▸ EXERCISE
Update the REC AWR Monitor text starting at "Recent challenges flagged" and ending at "supplying through vendors.", putting "customers" in place of "clients".

═══ GIVEN TEXT ═══

REC AWR Monitor Impact varies by sector
REC AWR Monitor – Impact varies by sector but overall demand is holding up and recruiters remain upbeat
The REC has published its latest AWR Monitor which collates monthly data on the agency market and tracks implementation issues flagged by recruiters. The impact varies from sector to sector but the feedback from regional and sector group meetings remains relatively upbeat.
Headline messages from this month’s AWR Monitor are as follows:
Although temporary billings have contracted slightly over recent months, the latest REC/KPMG Report on Jobs shows an improvement on December. The Report also shows a slight increase in the rates of pay for temporary and contract staff.
This month’s REC JobsOutlook – which tracks future hiring intentions – shows that 84 per cent of employers plan to increase or maintain current use of temporary staff over the coming year. While still short of the 1.6m peak, temporary working remains at historic levels.
There continues to be strong demand for temporary/contact staff in engineering, IT & computing, secretarial/clerical as well as in the healthcare sector. Demand remained lower in financial services and hotel & catering.
When asked specifically about any changes made since October 2011, two out of three employers (68 per cent) said that they had not made any changes in their approach to agency workers. This indicates that flexible staffing arrangements are firmly embedded within employer resourcing strategies.
Recent challenges flagged by recruiters include the viability of new supply models and clients being reluctant to share information. Some clients are working under the assumption that LCCs are automatically exempt which is not correct. Agencies also highlighted specific communication issues when supplying through vendors.

═══ DATA FOR ANALYSIS ═══

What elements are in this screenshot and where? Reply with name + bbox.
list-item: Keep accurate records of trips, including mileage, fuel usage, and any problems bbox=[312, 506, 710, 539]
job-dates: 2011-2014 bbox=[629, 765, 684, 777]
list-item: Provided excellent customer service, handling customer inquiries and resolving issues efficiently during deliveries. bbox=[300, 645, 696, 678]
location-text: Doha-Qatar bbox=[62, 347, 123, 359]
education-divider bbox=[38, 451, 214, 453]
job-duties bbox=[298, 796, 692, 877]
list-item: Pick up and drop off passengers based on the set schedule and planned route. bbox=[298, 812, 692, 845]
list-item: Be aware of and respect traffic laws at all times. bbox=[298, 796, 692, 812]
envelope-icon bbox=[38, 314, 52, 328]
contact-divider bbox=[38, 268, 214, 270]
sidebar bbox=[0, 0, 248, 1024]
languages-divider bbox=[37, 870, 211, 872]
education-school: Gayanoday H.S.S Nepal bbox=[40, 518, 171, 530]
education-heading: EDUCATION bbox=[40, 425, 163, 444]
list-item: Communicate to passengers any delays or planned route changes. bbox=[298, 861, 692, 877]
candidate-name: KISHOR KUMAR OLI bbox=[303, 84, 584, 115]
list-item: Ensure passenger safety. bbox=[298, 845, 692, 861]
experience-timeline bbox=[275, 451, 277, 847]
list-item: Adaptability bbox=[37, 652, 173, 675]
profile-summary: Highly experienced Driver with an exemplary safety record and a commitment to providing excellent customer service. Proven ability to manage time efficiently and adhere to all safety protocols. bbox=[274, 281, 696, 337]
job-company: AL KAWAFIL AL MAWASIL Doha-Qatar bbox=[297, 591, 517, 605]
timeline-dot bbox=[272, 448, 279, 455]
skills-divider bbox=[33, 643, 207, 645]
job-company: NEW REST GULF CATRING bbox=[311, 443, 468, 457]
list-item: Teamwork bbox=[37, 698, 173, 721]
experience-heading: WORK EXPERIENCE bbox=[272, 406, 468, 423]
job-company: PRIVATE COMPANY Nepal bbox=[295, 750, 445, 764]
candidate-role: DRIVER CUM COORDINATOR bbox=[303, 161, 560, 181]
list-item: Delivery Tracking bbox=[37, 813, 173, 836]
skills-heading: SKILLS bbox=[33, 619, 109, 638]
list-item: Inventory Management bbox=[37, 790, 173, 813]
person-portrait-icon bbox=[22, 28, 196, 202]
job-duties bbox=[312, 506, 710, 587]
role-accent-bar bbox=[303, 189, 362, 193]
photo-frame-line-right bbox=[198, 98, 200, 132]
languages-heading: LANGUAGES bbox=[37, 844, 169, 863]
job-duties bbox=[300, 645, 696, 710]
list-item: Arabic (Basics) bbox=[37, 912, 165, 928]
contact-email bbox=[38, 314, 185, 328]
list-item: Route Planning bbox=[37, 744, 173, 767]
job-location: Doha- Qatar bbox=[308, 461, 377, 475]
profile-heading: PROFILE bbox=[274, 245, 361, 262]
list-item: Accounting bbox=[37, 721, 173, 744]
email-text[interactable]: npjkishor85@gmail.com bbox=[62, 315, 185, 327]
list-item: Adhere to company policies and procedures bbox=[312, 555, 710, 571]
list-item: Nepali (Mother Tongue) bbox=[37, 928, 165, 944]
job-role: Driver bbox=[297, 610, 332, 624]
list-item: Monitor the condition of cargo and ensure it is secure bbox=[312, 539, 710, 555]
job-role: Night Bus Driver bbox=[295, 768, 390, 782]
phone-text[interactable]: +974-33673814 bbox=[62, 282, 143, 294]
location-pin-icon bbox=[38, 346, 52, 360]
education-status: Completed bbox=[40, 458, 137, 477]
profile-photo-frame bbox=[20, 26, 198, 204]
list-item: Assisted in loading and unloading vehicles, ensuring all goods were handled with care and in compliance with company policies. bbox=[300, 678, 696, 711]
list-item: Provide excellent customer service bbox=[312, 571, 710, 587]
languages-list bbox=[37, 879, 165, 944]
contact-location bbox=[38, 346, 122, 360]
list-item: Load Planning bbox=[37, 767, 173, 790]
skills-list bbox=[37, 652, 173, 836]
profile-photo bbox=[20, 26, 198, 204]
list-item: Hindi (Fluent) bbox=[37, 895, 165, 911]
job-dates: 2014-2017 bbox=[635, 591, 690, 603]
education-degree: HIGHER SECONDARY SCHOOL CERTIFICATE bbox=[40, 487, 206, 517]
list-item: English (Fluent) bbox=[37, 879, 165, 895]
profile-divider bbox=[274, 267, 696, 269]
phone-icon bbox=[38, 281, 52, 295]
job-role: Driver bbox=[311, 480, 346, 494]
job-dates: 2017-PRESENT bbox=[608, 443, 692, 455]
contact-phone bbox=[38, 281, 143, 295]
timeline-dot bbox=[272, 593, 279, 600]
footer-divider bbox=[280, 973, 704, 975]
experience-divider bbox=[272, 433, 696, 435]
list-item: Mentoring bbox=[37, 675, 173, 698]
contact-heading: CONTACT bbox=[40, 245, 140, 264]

═══

▸ WRITTEN ANSWER
Recent challenges flagged by recruiters include the viability of new supply models and customers being reluctant to share information. Some customers are working under the assumption that LCCs are automatically exempt which is not correct. Agencies also highlighted specific communication issues when supplying through vendors.